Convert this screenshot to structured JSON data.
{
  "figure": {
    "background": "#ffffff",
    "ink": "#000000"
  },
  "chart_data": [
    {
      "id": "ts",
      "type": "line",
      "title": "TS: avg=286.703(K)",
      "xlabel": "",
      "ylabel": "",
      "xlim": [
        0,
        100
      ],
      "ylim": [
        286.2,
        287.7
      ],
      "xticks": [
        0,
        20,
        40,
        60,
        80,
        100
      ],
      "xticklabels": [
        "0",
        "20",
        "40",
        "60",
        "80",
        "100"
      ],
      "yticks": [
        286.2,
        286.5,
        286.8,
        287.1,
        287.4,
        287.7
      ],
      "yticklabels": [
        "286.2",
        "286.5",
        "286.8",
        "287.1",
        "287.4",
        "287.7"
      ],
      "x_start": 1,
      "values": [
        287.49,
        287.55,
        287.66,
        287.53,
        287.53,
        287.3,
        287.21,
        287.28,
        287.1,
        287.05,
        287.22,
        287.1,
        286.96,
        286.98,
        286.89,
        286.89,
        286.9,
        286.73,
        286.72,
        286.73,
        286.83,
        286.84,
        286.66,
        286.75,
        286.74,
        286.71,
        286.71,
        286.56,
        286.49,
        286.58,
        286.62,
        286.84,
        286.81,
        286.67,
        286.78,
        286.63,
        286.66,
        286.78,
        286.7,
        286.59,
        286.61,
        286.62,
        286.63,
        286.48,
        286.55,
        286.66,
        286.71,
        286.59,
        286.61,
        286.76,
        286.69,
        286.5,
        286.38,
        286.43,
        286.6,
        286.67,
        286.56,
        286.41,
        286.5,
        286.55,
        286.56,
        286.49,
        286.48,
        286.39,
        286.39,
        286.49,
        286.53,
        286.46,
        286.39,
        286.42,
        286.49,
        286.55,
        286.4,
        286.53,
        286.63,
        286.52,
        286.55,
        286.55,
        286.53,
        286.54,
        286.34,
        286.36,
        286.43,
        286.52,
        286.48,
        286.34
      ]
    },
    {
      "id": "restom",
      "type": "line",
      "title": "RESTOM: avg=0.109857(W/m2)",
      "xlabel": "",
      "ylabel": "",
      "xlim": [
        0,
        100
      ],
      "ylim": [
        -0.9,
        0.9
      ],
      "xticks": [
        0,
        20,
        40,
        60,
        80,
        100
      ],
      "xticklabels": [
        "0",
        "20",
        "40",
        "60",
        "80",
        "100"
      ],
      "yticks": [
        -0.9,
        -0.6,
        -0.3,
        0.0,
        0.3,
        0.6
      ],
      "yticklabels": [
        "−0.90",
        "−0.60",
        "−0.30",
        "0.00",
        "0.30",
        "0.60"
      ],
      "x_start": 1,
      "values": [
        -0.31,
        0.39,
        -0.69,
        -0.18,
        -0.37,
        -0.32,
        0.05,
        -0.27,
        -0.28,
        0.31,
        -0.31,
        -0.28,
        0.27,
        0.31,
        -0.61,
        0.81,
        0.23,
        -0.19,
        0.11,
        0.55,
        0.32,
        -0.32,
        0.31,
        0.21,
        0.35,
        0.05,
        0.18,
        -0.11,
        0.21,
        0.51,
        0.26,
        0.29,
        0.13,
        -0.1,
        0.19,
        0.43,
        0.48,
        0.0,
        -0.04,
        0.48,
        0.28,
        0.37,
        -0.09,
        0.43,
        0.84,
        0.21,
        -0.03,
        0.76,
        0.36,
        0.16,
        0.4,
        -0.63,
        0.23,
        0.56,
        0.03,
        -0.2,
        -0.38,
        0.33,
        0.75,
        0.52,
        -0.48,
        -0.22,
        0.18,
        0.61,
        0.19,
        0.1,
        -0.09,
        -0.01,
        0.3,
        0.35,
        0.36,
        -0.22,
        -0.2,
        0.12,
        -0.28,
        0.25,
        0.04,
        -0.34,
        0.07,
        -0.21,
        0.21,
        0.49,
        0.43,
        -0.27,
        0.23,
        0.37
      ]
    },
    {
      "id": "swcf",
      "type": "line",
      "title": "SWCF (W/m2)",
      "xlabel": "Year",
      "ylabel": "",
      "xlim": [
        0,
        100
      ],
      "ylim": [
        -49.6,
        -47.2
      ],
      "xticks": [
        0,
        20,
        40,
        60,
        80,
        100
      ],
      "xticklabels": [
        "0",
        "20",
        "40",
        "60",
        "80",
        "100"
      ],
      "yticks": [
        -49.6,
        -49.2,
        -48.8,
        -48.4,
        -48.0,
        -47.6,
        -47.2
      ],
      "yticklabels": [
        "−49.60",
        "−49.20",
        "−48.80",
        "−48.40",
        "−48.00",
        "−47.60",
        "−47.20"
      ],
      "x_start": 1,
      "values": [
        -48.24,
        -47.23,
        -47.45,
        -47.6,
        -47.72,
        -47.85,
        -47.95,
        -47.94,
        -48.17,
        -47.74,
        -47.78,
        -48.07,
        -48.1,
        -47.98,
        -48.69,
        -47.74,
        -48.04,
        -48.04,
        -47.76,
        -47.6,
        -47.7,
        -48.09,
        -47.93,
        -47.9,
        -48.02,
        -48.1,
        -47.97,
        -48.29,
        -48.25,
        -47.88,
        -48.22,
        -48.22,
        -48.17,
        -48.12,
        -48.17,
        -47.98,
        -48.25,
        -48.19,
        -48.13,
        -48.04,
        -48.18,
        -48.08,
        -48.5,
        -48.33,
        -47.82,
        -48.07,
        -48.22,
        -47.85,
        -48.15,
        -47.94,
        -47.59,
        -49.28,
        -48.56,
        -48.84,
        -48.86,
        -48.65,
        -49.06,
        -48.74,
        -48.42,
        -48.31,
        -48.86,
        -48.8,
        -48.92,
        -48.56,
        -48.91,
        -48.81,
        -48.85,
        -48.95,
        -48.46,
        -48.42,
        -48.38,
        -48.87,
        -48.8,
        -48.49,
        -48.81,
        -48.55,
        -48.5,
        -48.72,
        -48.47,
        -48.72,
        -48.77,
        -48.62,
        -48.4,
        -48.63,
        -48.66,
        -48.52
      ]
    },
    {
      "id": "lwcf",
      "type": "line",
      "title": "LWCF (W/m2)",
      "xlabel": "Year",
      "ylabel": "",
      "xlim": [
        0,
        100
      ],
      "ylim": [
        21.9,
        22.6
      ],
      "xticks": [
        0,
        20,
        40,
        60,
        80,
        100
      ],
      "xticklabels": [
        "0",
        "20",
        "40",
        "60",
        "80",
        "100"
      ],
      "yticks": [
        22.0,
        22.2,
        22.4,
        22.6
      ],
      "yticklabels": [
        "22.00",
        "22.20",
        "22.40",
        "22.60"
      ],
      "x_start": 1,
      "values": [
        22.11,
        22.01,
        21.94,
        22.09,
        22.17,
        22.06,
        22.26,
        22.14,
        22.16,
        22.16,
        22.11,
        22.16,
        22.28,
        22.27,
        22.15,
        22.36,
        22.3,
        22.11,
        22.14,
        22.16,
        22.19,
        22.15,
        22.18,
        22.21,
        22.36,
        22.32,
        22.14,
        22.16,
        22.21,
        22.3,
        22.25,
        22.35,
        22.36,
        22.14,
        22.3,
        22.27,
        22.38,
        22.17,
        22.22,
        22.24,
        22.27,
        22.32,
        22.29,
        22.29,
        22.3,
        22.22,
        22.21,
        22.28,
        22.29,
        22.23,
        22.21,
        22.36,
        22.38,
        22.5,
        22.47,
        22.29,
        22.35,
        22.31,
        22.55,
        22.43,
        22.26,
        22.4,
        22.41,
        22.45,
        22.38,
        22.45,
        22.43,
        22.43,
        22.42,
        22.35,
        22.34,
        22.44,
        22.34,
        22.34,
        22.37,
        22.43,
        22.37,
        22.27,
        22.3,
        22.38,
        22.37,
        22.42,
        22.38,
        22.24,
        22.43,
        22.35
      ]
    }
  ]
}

- PROBLEM TO WORK ON: Return each line in the records that holds the string "title".

- OUTPUT OF THE TASK:
      "title": "TS: avg=286.703(K)",
      "title": "RESTOM: avg=0.109857(W/m2)",
      "title": "SWCF (W/m2)",
      "title": "LWCF (W/m2)",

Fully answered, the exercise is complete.